*** DATA EXCERPTS ***

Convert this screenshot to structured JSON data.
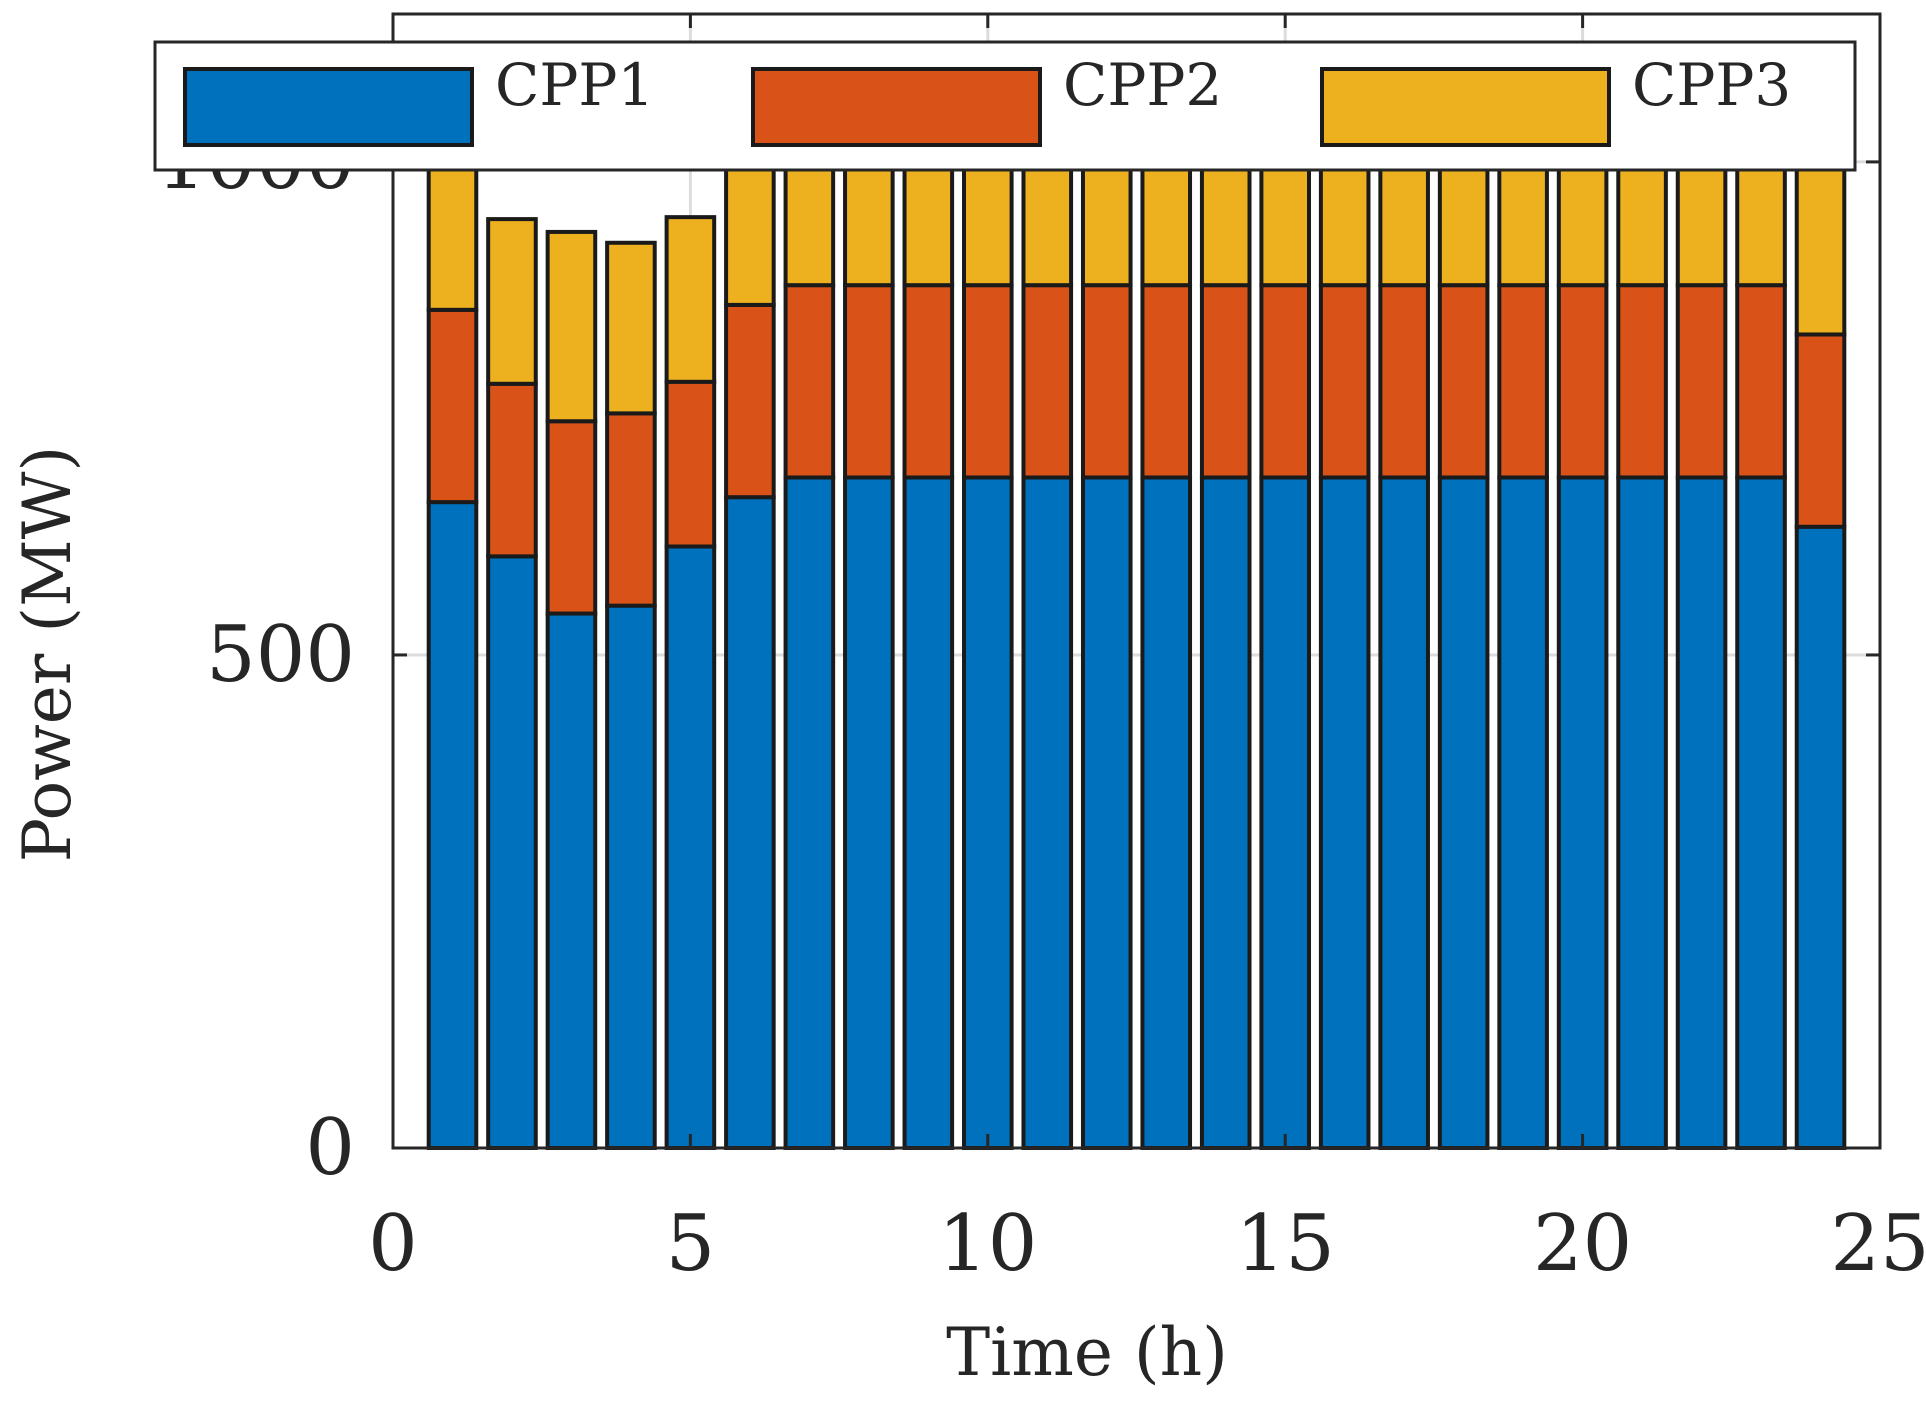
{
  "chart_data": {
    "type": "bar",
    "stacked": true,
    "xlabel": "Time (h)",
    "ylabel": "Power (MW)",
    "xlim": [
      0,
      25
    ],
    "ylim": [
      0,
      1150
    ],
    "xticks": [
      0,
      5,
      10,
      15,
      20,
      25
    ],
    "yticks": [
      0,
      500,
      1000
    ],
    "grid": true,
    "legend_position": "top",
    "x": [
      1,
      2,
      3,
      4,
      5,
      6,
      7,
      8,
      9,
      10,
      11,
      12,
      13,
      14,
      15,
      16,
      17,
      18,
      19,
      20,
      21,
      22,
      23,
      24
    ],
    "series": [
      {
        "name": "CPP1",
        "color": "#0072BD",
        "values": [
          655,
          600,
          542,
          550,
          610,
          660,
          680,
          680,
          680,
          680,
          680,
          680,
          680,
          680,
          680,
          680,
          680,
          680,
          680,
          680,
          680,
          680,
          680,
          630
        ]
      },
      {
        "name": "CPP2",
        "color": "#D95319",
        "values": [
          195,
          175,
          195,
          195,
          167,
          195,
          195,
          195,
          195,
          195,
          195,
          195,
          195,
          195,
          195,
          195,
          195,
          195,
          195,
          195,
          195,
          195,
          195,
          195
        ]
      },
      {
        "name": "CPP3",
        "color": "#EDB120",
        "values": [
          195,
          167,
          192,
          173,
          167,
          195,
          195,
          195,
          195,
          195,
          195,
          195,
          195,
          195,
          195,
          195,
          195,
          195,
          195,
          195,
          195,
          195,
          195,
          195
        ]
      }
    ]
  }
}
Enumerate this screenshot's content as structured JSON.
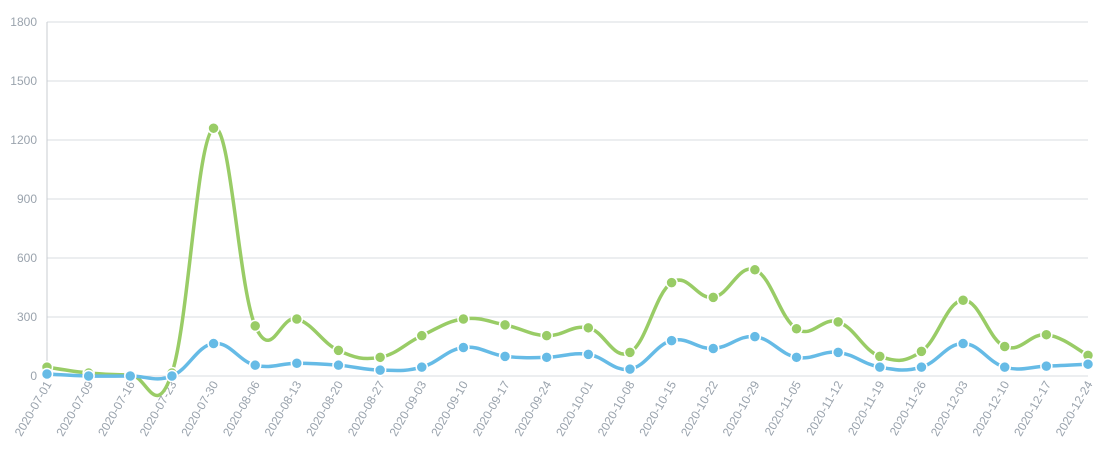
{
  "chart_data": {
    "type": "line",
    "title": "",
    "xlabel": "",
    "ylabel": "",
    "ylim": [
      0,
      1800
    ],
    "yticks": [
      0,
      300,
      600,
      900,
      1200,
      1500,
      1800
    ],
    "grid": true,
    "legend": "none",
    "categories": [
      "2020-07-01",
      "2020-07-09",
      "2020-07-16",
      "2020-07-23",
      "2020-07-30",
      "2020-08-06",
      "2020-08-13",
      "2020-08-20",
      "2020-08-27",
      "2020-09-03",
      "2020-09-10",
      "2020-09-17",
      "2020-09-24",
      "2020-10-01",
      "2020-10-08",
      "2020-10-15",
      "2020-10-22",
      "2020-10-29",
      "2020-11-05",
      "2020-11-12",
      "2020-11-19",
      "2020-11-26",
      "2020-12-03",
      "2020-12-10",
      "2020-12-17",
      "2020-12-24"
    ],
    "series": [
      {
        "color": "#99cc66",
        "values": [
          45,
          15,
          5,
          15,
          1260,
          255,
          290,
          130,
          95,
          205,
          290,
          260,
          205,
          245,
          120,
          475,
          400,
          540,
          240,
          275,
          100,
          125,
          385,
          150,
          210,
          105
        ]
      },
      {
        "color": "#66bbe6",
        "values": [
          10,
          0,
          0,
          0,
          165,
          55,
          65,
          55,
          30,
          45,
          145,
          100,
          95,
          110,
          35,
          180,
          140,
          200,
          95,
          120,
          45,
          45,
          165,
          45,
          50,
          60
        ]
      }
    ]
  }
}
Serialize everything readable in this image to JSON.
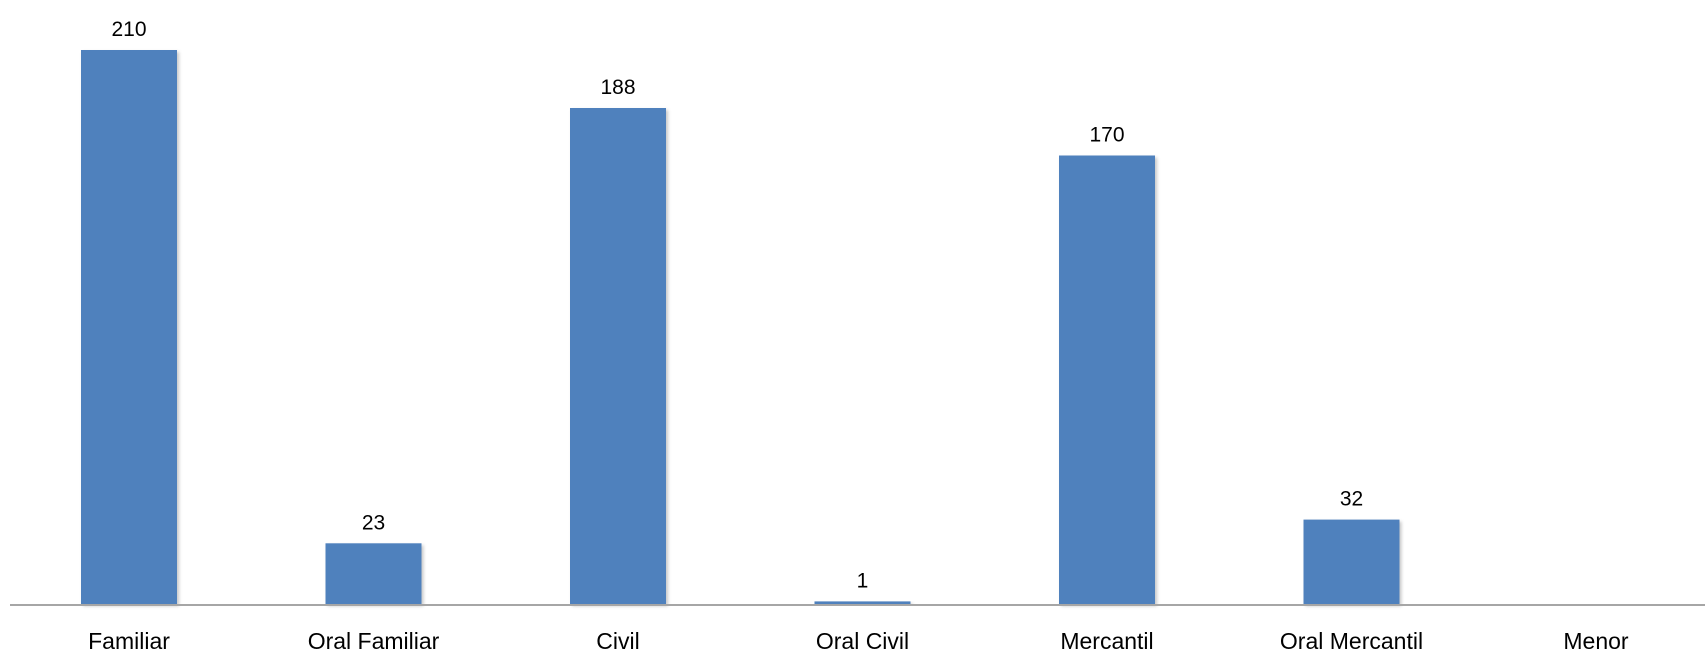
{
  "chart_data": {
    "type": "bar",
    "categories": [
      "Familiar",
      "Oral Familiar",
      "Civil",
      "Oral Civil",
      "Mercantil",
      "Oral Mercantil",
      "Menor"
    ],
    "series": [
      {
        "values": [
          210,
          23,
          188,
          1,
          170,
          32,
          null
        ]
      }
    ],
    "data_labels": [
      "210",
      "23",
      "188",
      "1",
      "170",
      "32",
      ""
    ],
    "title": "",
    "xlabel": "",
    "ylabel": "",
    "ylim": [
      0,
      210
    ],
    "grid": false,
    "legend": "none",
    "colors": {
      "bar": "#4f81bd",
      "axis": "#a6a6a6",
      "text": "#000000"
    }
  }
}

***

Output verbatim the lines beginning at the line with "Serialize everything readable" and ending at the last line of the material above, inclusive. Do not carry over any pictures.

Serialize everything readable in this image to JSON.
{
  "chart_data": {
    "type": "bar",
    "categories": [
      "Familiar",
      "Oral Familiar",
      "Civil",
      "Oral Civil",
      "Mercantil",
      "Oral Mercantil",
      "Menor"
    ],
    "series": [
      {
        "values": [
          210,
          23,
          188,
          1,
          170,
          32,
          null
        ]
      }
    ],
    "data_labels": [
      "210",
      "23",
      "188",
      "1",
      "170",
      "32",
      ""
    ],
    "title": "",
    "xlabel": "",
    "ylabel": "",
    "ylim": [
      0,
      210
    ],
    "grid": false,
    "legend": "none",
    "colors": {
      "bar": "#4f81bd",
      "axis": "#a6a6a6",
      "text": "#000000"
    }
  }
}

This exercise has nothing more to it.